Work task ::
Continue the passage on faith, grief, and mental illness, beginning immediately after its final sentence.

Page text ::
--- START ---

I didn't believe in heaven, then, either.
Until my Grandpere died.
How comforting it is to think that our loved ones can watch down on us, that we can talk to them, late at night in the dark when we can't sleep. How lovely to imagine that there is a place, a real place, of no pain - a place where we all can go to be reunited with the people we miss most. How fantastic to think of a God, a loving God, waiting to embrace us.
A place of Victorian couches and as many French pastries as we can eat.
A place with organ music.
A place where I can see him again.
But there's something niggling at the back of my mind, a squirming thing of discomfort and doubt and betrayal. Maybe I still am angry at God for letting Grandpere get sick - and I know I am angry, very angry, that God would make me live my life with mental illness.
As I was talking with my husband last night, finally crying and working through what was bothering me, I said,
"I want to believe that my Grandpere is in Heaven. But how can I believe in Heaven and a loving God when God is such a jerk?"
Note for honesty: I did not say jerk. I will admit that my language got rather blue.
But isn't that the truth? The thing all people of faith struggle with, the thorn in our feet, the torn pages of our prayer book? Why me, God, and, how could you do this? If we imagine the anthropomorphic God, the God of icons and Christ and gendered pronouns, then God really is a huge jerk - and I, for one, would not want to be his friend. It's so difficult to separate the male, gilded, person-like God from what we are supposed to believe: otherworldly power, vision, and love.
A power which is powerless over the natural order of life. A power which somehow lets us get sick, be sad, and die.
I've been struggling with my faith for quite some time, for a lot of reasons. God is hard to reach, now, because the treatment for my bipolar disorder takes away a lot of my perceived connection with the divine: no more euphoria, no more passionate relationship with someone I can't see, no more feelings of completion at Mass. It's difficult to describe what it feels like to be mentally ill and a believer - let me just say that faith is very easy when you feel disconnected from reality and tuned in to the glory of creation.

--- END ---

Data under study ::
--- START ---

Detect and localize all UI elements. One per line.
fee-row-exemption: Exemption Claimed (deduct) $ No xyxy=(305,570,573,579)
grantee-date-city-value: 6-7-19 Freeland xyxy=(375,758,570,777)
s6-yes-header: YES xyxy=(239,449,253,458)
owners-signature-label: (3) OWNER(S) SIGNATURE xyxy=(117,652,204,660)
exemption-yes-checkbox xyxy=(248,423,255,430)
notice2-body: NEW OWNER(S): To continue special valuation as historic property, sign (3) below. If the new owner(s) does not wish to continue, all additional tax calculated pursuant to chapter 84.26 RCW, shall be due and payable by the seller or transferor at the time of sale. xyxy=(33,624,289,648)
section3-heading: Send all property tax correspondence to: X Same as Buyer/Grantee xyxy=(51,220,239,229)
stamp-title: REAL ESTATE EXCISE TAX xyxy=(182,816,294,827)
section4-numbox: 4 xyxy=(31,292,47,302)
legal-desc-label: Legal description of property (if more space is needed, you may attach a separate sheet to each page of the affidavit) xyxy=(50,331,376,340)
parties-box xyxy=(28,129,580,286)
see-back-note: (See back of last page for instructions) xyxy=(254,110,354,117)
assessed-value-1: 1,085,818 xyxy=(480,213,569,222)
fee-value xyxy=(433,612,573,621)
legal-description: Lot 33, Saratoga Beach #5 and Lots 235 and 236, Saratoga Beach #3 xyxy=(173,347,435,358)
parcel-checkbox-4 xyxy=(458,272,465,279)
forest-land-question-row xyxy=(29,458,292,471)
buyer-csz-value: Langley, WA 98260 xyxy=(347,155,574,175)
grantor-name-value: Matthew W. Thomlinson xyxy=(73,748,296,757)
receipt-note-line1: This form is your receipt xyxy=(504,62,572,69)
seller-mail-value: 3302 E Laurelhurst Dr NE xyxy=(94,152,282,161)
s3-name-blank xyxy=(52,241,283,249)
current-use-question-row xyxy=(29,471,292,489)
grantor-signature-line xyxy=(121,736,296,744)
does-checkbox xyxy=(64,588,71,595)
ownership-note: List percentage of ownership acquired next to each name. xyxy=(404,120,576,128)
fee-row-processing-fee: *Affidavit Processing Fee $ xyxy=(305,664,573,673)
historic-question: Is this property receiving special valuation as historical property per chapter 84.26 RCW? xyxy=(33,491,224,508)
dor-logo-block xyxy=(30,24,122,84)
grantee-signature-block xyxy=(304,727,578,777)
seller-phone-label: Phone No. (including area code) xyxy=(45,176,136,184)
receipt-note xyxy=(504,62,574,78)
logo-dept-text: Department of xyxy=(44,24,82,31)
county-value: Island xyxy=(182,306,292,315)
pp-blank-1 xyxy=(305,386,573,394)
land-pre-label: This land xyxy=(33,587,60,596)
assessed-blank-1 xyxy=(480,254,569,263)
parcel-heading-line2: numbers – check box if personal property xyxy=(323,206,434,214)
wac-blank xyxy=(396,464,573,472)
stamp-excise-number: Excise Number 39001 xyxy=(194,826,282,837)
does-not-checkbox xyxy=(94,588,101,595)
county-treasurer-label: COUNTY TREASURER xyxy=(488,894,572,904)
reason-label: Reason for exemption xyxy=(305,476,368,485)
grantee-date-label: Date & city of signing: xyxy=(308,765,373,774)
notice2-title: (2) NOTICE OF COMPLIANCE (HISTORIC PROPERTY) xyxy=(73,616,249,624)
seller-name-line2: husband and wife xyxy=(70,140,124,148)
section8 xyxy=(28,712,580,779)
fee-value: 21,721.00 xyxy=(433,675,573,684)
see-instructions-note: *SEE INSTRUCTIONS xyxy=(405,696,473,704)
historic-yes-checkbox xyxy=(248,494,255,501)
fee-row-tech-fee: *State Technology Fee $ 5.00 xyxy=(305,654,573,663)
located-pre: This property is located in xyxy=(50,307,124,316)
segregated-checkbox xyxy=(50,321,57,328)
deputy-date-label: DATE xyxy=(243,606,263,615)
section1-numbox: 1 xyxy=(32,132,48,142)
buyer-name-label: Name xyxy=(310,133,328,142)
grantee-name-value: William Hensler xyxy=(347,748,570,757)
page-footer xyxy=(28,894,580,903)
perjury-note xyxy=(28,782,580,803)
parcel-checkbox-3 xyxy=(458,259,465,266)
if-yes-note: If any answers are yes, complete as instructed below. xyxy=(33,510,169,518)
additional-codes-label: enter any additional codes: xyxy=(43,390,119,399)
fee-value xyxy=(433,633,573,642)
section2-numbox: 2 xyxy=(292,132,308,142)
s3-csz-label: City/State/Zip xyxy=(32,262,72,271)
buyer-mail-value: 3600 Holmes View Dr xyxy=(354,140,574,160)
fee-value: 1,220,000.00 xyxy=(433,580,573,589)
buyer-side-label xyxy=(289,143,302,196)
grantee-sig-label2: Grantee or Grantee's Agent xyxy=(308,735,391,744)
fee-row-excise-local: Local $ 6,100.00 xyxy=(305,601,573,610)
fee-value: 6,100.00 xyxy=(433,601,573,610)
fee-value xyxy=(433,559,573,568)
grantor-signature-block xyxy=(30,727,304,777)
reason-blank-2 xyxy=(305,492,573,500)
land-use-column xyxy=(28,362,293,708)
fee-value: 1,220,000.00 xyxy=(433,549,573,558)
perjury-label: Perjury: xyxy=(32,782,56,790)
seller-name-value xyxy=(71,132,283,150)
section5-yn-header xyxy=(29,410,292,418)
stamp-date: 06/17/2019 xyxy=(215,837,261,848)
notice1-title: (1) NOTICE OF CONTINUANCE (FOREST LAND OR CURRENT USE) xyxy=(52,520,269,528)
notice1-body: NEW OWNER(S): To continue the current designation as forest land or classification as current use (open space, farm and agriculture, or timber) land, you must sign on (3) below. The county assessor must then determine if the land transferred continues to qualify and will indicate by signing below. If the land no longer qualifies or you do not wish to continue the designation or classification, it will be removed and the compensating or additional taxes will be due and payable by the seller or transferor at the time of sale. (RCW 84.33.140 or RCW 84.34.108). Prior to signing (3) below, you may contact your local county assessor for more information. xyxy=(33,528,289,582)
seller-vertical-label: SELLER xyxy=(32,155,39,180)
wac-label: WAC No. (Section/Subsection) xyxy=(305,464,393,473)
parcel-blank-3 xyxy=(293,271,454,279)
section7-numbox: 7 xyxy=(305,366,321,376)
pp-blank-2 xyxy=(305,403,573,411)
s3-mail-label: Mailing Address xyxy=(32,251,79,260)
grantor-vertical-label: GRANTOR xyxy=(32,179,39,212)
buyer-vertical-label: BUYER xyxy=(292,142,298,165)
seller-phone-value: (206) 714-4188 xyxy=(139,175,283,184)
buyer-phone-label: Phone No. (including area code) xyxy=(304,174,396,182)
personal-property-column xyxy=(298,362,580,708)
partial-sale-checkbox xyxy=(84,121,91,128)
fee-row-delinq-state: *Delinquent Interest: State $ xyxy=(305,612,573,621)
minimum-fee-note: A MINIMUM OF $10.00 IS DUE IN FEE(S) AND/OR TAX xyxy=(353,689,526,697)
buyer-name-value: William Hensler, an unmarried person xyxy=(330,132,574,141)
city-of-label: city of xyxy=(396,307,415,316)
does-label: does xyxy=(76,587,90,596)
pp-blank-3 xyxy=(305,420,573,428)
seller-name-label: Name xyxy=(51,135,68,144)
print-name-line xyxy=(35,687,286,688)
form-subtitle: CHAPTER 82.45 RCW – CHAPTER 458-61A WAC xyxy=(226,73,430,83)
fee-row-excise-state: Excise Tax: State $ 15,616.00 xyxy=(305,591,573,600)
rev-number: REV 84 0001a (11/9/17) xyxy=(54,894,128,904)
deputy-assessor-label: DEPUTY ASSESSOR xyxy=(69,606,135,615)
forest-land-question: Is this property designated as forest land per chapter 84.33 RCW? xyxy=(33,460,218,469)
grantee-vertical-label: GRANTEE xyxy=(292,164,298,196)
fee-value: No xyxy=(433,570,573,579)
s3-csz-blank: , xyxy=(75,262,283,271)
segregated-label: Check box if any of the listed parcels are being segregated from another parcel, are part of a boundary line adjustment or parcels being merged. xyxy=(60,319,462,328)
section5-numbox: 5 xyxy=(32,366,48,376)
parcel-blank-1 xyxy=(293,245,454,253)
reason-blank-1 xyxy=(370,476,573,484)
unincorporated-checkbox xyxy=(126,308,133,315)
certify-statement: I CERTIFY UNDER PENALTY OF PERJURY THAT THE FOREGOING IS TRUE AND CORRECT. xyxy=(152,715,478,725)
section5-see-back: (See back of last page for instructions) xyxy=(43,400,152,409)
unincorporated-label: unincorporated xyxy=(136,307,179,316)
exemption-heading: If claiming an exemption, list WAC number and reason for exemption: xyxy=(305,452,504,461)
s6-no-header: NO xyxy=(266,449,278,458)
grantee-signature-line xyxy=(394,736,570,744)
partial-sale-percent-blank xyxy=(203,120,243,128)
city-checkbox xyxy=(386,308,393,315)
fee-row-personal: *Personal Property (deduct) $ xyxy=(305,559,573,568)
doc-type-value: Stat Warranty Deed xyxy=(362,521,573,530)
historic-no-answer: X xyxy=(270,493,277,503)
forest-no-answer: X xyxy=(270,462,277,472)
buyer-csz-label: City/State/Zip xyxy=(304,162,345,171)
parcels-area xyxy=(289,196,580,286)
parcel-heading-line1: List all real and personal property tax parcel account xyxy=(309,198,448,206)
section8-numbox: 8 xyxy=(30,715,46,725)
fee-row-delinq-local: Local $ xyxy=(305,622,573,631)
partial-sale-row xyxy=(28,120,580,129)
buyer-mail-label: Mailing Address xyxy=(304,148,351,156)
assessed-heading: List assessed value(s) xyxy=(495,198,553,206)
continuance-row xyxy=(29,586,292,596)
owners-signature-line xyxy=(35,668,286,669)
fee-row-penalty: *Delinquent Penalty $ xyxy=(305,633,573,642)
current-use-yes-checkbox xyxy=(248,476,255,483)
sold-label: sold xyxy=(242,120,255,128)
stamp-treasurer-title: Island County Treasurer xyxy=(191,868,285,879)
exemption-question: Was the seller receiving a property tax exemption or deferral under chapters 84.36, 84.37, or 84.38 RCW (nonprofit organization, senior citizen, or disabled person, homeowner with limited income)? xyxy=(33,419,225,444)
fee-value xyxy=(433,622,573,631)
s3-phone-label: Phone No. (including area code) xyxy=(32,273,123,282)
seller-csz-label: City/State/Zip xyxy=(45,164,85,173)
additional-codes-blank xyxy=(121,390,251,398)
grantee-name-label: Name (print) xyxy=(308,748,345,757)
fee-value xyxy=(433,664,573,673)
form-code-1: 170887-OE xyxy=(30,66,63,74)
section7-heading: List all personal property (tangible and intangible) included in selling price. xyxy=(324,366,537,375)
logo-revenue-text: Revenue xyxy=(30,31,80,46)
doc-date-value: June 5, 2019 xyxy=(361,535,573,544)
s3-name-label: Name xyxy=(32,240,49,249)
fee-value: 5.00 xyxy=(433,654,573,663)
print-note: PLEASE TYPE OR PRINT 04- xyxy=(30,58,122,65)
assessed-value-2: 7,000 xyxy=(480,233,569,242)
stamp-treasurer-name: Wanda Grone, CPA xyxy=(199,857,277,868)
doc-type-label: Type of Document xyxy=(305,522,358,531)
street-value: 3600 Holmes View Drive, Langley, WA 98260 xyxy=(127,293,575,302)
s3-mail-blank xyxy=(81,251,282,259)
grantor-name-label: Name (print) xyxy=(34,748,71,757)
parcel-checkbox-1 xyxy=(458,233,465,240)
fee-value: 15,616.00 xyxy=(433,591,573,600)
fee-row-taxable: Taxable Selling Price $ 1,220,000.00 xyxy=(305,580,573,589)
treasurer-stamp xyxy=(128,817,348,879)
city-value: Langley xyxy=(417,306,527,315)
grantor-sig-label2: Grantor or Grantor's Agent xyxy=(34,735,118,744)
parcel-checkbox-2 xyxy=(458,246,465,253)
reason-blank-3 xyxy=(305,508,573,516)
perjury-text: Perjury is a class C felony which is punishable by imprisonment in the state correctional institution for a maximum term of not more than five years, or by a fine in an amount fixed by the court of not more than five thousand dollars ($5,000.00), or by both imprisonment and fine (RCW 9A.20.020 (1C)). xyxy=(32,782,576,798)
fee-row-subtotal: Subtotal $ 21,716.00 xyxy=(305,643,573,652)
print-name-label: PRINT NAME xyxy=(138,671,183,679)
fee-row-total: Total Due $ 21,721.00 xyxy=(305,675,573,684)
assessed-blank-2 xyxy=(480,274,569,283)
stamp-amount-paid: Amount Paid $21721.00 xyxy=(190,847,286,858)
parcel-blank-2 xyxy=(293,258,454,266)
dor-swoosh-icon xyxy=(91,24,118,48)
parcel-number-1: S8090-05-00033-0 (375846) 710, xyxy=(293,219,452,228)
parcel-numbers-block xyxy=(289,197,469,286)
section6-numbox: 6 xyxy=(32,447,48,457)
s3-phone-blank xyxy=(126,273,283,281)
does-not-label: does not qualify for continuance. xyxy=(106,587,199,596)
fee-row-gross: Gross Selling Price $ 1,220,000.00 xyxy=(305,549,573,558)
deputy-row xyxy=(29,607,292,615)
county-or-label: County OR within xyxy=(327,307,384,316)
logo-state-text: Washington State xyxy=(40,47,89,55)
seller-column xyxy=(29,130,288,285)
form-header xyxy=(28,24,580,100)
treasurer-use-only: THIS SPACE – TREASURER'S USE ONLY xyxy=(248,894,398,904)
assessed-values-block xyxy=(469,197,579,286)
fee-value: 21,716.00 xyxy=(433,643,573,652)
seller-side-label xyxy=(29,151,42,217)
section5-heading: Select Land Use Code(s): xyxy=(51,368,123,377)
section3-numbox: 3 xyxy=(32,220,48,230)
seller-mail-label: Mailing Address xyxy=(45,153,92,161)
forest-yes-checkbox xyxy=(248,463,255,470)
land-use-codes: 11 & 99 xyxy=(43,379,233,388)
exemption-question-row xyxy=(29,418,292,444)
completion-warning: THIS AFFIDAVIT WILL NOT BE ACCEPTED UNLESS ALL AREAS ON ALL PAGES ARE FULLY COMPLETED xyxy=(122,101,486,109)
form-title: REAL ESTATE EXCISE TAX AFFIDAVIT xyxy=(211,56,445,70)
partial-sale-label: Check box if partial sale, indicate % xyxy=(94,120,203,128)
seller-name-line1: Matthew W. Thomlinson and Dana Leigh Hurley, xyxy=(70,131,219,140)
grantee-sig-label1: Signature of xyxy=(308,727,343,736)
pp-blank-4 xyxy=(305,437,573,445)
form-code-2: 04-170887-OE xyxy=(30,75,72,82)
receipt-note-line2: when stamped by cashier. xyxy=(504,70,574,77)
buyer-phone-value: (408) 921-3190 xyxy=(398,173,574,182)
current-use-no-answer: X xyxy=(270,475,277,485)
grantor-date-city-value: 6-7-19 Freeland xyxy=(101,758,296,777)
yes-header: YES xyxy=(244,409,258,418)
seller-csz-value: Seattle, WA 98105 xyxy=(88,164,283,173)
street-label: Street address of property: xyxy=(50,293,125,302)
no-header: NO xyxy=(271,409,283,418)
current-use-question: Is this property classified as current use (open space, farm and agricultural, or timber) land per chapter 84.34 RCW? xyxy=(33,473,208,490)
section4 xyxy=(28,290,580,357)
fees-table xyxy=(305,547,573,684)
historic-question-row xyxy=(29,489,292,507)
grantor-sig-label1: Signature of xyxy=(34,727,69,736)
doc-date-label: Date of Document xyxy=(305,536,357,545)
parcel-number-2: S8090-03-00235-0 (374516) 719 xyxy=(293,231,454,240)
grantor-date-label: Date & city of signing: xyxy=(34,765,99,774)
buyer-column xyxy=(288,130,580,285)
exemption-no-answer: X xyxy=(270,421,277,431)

--- END ---

Output ::
I've been struggling with my faith because damn it, my Grandpere was too young. The heck with you, you jerk, who took him away.
This post doesn't have any answers. I haven't figured this out, probably never will. God is not a person who you can touch and blame and kick in the shins. I can't expect a conversation with him - I have many words, and God has none. Sometimes I pray. I usually pray to Grandpere.
Even knowing Grandpere's flaws - rigidity, control issues, anger, and a singular mistrust of my bipolar disorder diagnosis - I miss the hell out of him. He's the one I talk to at night, and I just have to live with the cognitive dissonance which is praying and being mad at God and wishing He were real and not necessarily believing that He is.
I don't know how to solve this problem - the God who is careless with the lives of his children. The God who gave me bipolar disorder. The God that everybody talks about as being so nice but who is a big fat jerk. I'm trying to let it all go, but the process of figuring this stuff out is endless.
Five years and a handful of days ago, we had to say goodbye to Grandpere. Seven years ago I started treatment and had to say goodbye to God.
Is there a Heaven? I don't know, I really don't.
I hope there is.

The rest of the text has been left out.